### What is expected
Exact reproduction is required for all entries.

Stored items:
◆ ◆ ◆

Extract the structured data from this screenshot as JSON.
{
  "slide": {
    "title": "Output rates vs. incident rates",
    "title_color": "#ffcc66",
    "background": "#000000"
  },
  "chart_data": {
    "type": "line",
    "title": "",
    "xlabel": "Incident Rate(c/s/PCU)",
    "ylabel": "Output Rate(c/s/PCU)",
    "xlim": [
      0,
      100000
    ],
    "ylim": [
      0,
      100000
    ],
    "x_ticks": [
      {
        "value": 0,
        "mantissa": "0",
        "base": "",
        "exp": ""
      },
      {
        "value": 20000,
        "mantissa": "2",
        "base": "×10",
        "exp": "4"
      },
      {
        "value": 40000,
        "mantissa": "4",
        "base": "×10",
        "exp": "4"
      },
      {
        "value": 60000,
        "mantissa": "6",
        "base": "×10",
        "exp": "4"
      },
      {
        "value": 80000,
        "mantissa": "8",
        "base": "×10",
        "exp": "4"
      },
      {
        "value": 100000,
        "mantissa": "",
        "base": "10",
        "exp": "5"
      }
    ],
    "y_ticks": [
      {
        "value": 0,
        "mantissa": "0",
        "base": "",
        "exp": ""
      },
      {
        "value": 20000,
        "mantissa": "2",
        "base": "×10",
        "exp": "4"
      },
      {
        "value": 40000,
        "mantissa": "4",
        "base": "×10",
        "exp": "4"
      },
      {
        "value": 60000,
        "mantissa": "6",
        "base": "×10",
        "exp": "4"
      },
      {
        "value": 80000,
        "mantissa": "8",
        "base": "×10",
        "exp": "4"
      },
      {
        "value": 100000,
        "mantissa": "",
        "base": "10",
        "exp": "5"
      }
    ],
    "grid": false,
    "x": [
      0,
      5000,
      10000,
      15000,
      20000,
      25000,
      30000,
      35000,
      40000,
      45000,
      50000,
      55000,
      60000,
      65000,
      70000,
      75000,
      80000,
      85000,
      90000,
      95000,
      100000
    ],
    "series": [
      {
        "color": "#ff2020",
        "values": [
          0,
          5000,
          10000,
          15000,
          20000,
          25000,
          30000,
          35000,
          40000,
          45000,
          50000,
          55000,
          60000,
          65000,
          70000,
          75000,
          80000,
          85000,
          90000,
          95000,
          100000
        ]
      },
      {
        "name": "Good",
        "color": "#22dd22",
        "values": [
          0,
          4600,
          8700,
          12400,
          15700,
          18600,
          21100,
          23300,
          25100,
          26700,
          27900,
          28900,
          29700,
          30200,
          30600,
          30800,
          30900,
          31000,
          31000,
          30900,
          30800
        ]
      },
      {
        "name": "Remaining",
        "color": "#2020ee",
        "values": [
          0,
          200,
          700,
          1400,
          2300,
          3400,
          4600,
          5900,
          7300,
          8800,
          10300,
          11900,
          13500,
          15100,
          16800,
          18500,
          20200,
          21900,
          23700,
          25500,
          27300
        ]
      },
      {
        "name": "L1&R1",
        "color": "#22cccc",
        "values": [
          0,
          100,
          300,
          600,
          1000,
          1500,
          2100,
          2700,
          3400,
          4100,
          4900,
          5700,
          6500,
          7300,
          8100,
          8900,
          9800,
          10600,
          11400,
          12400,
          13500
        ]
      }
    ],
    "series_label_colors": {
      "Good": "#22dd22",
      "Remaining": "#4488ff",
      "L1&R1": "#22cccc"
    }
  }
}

◆ ◆ ◆

### Output
Extract the structured data from this screenshot as JSON.
{
  "slide": {
    "title": "Output rates vs. incident rates",
    "title_color": "#ffcc66",
    "background": "#000000"
  },
  "chart_data": {
    "type": "line",
    "title": "",
    "xlabel": "Incident Rate(c/s/PCU)",
    "ylabel": "Output Rate(c/s/PCU)",
    "xlim": [
      0,
      100000
    ],
    "ylim": [
      0,
      100000
    ],
    "x_ticks": [
      {
        "value": 0,
        "mantissa": "0",
        "base": "",
        "exp": ""
      },
      {
        "value": 20000,
        "mantissa": "2",
        "base": "×10",
        "exp": "4"
      },
      {
        "value": 40000,
        "mantissa": "4",
        "base": "×10",
        "exp": "4"
      },
      {
        "value": 60000,
        "mantissa": "6",
        "base": "×10",
        "exp": "4"
      },
      {
        "value": 80000,
        "mantissa": "8",
        "base": "×10",
        "exp": "4"
      },
      {
        "value": 100000,
        "mantissa": "",
        "base": "10",
        "exp": "5"
      }
    ],
    "y_ticks": [
      {
        "value": 0,
        "mantissa": "0",
        "base": "",
        "exp": ""
      },
      {
        "value": 20000,
        "mantissa": "2",
        "base": "×10",
        "exp": "4"
      },
      {
        "value": 40000,
        "mantissa": "4",
        "base": "×10",
        "exp": "4"
      },
      {
        "value": 60000,
        "mantissa": "6",
        "base": "×10",
        "exp": "4"
      },
      {
        "value": 80000,
        "mantissa": "8",
        "base": "×10",
        "exp": "4"
      },
      {
        "value": 100000,
        "mantissa": "",
        "base": "10",
        "exp": "5"
      }
    ],
    "grid": false,
    "x": [
      0,
      5000,
      10000,
      15000,
      20000,
      25000,
      30000,
      35000,
      40000,
      45000,
      50000,
      55000,
      60000,
      65000,
      70000,
      75000,
      80000,
      85000,
      90000,
      95000,
      100000
    ],
    "series": [
      {
        "color": "#ff2020",
        "values": [
          0,
          5000,
          10000,
          15000,
          20000,
          25000,
          30000,
          35000,
          40000,
          45000,
          50000,
          55000,
          60000,
          65000,
          70000,
          75000,
          80000,
          85000,
          90000,
          95000,
          100000
        ]
      },
      {
        "name": "Good",
        "color": "#22dd22",
        "values": [
          0,
          4600,
          8700,
          12400,
          15700,
          18600,
          21100,
          23300,
          25100,
          26700,
          27900,
          28900,
          29700,
          30200,
          30600,
          30800,
          30900,
          31000,
          31000,
          30900,
          30800
        ]
      },
      {
        "name": "Remaining",
        "color": "#2020ee",
        "values": [
          0,
          200,
          700,
          1400,
          2300,
          3400,
          4600,
          5900,
          7300,
          8800,
          10300,
          11900,
          13500,
          15100,
          16800,
          18500,
          20200,
          21900,
          23700,
          25500,
          27300
        ]
      },
      {
        "name": "L1&R1",
        "color": "#22cccc",
        "values": [
          0,
          100,
          300,
          600,
          1000,
          1500,
          2100,
          2700,
          3400,
          4100,
          4900,
          5700,
          6500,
          7300,
          8100,
          8900,
          9800,
          10600,
          11400,
          12400,
          13500
        ]
      }
    ],
    "series_label_colors": {
      "Good": "#22dd22",
      "Remaining": "#4488ff",
      "L1&R1": "#22cccc"
    }
  }
}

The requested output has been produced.